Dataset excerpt
*-*-*

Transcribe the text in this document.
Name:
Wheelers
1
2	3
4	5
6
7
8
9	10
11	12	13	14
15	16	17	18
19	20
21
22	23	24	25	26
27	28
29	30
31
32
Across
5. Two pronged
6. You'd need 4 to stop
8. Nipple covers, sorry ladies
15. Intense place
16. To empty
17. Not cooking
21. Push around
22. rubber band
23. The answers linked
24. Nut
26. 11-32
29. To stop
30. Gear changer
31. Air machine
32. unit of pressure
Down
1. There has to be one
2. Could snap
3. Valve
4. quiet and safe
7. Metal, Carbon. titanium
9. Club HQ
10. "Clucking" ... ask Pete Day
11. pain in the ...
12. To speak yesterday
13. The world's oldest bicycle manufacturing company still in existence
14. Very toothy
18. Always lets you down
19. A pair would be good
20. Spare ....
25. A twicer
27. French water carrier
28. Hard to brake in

*-*-*

SHORT EXERCISE
Every line above needs to be retyped exactly.

RESPONSE TO THE EXERCISE
Transcribe the text in this document.
Name:
Wheelers
1
2	3
4	5
6
7
8
9	10
11	12	13	14
15	16	17	18
19	20
21
22	23	24	25	26
27	28
29	30
31
32
Across
5. Two pronged
6. You'd need 4 to stop
8. Nipple covers, sorry ladies
15. Intense place
16. To empty
17. Not cooking
21. Push around
22. rubber band
23. The answers linked
24. Nut
26. 11-32
29. To stop
30. Gear changer
31. Air machine
32. unit of pressure
Down
1. There has to be one
2. Could snap
3. Valve
4. quiet and safe
7. Metal, Carbon. titanium
9. Club HQ
10. "Clucking" ... ask Pete Day
11. pain in the ...
12. To speak yesterday
13. The world's oldest bicycle manufacturing company still in existence
14. Very toothy
18. Always lets you down
19. A pair would be good
20. Spare ....
25. A twicer
27. French water carrier
28. Hard to brake in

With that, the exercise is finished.